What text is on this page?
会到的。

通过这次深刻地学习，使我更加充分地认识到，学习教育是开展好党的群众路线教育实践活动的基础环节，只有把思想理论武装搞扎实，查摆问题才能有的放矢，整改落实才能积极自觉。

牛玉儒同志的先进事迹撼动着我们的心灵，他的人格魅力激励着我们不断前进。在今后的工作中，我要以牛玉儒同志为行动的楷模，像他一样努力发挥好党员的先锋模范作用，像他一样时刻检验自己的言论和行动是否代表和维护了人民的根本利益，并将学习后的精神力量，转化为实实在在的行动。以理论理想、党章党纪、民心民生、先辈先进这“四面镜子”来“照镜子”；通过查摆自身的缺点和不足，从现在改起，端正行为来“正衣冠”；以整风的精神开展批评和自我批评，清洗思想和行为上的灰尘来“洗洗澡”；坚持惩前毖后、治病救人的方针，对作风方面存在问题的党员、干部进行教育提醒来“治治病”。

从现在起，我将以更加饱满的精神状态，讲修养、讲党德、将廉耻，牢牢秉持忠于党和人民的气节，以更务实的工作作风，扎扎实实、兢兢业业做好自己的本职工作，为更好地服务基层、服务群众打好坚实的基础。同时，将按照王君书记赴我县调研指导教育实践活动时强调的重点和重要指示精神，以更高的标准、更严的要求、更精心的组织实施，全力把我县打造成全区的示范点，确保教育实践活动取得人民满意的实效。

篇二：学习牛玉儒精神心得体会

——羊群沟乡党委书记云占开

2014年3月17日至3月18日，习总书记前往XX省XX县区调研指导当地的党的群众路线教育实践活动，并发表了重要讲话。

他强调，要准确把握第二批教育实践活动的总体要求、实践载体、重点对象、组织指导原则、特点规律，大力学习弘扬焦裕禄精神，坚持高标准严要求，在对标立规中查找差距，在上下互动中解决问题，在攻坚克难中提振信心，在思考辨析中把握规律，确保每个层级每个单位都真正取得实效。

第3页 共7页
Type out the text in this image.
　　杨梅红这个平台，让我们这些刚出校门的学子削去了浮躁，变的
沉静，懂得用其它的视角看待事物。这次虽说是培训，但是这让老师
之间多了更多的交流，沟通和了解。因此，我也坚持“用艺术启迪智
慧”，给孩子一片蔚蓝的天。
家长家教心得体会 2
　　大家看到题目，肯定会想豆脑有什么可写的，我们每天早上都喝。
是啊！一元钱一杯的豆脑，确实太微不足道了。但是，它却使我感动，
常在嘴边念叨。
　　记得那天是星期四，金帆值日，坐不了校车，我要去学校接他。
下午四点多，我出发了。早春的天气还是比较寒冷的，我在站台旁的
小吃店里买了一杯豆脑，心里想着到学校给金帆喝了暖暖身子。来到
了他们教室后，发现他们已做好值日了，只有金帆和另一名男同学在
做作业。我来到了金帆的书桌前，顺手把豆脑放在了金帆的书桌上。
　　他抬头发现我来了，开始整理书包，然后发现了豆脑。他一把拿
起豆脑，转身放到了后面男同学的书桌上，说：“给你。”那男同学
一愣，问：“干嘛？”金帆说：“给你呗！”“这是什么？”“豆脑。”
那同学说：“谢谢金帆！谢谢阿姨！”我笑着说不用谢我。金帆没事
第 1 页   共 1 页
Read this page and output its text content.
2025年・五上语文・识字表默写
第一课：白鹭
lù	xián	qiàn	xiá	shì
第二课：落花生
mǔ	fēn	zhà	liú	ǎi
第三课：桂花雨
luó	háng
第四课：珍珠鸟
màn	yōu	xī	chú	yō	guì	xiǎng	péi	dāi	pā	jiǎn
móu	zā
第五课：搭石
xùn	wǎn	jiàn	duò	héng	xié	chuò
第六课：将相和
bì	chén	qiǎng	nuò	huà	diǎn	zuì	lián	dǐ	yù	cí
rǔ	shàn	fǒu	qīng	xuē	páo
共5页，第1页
▬▬▬▬▬▬
Find every line in the records that contains the word "page"; copy those lines.

What text is on this page?
Read this page and output its text content.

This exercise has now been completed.